======== Supplied records

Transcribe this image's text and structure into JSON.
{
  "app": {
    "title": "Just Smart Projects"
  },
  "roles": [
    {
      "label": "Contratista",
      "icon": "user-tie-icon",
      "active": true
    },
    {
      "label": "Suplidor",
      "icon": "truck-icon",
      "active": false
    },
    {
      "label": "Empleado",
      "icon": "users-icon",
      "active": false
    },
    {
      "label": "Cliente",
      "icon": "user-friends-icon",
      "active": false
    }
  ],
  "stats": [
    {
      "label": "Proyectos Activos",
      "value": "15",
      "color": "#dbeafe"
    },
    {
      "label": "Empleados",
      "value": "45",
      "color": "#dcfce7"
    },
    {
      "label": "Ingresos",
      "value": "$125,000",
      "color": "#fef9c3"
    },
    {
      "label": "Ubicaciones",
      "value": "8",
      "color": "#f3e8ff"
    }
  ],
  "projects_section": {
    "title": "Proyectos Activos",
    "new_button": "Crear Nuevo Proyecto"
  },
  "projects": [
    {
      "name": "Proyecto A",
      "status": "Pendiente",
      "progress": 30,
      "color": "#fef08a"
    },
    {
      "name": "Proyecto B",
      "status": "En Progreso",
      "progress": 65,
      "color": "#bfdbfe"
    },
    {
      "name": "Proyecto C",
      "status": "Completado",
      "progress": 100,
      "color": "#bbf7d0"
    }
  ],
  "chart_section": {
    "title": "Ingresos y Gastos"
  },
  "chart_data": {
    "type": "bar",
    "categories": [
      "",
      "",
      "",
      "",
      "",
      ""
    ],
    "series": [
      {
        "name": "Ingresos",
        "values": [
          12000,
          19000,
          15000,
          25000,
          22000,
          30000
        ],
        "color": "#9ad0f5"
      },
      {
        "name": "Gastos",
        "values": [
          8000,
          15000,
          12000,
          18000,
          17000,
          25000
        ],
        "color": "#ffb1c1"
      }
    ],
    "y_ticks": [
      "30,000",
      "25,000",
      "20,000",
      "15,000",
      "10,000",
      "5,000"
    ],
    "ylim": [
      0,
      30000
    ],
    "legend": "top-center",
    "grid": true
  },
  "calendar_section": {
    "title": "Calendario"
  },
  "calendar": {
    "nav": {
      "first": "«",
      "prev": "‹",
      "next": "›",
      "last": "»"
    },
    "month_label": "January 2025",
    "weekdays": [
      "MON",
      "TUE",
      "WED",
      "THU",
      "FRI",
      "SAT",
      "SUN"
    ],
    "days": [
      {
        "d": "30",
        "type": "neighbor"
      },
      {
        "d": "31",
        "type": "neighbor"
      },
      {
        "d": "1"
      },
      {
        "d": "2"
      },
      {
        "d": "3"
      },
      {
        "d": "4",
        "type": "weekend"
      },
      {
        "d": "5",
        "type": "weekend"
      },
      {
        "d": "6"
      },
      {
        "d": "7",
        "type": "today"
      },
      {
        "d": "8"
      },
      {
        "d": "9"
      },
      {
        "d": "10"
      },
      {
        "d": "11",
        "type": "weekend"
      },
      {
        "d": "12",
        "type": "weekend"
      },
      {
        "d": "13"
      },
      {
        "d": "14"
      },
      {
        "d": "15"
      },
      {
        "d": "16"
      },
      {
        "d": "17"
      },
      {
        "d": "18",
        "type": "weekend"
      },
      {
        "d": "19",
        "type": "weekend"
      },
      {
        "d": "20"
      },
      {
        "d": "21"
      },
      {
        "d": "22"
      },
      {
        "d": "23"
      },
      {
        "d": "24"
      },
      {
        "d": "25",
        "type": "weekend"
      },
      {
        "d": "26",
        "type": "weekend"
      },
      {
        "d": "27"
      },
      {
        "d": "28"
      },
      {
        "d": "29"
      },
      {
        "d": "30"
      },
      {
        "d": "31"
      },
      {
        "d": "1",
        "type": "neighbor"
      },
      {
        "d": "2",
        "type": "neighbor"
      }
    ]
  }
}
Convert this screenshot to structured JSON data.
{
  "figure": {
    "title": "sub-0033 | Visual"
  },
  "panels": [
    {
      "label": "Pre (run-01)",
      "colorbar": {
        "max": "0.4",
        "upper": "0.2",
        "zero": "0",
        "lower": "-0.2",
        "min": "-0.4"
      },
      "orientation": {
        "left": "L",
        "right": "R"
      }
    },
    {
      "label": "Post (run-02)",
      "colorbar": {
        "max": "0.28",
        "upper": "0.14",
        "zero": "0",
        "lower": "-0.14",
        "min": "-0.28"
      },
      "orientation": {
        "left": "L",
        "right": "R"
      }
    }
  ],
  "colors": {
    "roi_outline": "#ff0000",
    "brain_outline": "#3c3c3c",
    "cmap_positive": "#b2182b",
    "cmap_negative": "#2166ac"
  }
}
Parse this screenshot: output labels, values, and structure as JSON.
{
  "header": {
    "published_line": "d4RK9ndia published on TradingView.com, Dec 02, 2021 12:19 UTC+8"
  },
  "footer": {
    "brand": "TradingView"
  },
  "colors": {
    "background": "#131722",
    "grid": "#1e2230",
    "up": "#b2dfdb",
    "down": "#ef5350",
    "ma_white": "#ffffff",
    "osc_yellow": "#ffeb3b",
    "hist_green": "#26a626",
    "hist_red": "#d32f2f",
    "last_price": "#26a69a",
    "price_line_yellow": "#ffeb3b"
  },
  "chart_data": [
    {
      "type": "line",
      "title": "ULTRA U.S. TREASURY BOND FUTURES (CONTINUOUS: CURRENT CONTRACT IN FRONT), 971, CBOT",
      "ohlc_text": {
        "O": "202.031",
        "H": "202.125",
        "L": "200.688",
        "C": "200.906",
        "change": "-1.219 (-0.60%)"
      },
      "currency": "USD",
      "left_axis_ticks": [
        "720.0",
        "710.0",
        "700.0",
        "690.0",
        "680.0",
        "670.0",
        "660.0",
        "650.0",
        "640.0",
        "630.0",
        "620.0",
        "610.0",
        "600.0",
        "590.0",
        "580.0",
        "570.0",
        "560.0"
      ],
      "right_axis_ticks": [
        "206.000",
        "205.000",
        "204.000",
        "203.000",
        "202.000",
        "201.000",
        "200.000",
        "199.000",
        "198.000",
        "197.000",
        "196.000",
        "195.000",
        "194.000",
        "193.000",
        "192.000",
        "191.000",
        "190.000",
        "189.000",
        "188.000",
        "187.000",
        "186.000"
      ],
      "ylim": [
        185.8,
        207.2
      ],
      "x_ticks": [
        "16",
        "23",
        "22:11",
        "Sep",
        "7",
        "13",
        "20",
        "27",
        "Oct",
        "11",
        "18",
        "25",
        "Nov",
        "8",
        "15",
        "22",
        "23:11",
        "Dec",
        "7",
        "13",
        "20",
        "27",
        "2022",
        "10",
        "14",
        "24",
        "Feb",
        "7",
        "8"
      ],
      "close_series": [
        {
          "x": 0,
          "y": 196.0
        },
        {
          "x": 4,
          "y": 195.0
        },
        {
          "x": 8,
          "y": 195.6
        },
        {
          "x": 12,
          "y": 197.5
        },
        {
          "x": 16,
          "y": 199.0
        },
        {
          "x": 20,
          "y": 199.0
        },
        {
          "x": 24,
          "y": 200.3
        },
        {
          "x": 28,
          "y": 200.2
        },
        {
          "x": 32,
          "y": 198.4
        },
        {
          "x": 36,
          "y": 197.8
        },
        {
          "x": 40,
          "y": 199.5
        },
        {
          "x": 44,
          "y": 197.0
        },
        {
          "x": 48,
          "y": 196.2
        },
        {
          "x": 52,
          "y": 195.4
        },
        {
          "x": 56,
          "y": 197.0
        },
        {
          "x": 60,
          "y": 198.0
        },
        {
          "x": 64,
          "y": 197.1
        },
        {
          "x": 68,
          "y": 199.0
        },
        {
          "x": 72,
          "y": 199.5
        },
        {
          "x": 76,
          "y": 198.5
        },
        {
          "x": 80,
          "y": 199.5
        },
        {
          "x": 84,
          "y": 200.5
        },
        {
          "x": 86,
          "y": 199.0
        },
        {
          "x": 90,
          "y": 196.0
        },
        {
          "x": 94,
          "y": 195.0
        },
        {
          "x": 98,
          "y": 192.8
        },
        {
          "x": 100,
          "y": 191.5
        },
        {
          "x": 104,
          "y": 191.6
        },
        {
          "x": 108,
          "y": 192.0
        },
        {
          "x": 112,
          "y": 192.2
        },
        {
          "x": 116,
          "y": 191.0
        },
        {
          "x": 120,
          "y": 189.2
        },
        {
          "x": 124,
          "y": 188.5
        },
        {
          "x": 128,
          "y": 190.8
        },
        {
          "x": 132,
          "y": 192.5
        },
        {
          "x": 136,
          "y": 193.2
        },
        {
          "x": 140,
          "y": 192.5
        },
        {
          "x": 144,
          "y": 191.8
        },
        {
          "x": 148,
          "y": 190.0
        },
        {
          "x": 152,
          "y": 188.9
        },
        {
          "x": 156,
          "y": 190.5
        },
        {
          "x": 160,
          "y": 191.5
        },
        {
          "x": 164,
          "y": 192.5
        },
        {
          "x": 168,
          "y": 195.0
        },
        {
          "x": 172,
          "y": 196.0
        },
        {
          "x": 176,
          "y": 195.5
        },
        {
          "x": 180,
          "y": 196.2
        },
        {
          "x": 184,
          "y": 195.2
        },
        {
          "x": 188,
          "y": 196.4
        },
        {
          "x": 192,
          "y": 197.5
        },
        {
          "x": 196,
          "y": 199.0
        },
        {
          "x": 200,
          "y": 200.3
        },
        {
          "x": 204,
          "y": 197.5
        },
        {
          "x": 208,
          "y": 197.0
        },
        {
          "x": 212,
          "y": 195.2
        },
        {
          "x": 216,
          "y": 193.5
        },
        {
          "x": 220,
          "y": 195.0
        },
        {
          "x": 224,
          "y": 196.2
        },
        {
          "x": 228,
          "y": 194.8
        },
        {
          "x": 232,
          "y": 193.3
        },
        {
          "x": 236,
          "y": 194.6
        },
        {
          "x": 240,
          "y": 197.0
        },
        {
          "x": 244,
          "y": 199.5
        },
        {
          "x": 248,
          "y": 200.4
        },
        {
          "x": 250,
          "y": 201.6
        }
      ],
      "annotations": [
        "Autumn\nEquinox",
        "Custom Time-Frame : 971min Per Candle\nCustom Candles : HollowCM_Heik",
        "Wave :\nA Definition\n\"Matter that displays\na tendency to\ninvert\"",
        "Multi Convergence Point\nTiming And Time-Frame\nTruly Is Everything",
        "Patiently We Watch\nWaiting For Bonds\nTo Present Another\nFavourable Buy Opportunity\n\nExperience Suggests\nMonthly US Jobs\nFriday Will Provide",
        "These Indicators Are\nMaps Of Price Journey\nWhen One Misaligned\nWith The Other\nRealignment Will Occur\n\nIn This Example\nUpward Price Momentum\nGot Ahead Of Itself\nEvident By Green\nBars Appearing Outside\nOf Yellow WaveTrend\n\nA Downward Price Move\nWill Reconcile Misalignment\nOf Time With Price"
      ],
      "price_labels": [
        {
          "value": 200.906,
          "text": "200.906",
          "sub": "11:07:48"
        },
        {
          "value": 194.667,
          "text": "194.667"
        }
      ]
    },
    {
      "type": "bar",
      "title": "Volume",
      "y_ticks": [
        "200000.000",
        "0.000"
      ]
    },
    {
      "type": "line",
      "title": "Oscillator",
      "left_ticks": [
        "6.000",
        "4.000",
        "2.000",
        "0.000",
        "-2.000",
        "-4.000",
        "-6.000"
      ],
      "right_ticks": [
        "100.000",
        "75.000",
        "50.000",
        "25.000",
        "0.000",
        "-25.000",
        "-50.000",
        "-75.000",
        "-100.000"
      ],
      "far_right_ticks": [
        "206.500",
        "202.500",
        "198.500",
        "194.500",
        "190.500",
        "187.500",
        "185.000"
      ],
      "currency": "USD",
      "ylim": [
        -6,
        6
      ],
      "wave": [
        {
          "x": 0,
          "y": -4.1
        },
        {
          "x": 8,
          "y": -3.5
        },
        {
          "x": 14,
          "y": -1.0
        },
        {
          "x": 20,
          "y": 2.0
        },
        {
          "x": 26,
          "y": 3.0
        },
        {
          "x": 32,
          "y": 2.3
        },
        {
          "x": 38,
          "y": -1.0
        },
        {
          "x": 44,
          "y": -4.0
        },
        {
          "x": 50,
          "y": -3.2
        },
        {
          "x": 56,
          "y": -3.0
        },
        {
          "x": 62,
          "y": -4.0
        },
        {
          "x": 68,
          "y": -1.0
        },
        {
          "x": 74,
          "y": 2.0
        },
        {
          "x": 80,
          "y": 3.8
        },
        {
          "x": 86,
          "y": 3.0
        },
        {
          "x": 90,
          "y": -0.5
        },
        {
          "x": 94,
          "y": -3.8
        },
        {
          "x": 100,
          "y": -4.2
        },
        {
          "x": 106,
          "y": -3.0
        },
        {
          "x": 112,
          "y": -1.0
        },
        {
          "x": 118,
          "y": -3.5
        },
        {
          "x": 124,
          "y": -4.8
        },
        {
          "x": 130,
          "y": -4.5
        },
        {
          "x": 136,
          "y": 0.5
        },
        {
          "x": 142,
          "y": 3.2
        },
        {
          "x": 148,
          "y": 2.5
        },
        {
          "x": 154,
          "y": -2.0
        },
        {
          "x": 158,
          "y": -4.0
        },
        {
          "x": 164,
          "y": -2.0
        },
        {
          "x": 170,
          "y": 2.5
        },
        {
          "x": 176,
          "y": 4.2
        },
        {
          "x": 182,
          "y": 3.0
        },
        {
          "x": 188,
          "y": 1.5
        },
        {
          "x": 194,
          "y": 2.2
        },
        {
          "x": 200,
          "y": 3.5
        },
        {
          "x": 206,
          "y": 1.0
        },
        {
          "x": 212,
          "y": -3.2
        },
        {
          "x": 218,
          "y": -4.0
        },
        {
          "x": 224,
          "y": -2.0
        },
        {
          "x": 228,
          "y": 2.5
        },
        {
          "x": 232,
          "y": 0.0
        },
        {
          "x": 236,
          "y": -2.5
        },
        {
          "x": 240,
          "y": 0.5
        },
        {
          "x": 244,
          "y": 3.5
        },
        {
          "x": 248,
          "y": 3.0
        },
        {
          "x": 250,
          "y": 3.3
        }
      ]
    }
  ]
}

================

[Work to complete] Of the lines in the material, how many hold the word "Ingresos"? Reply with the number only.

[Exercise result] 3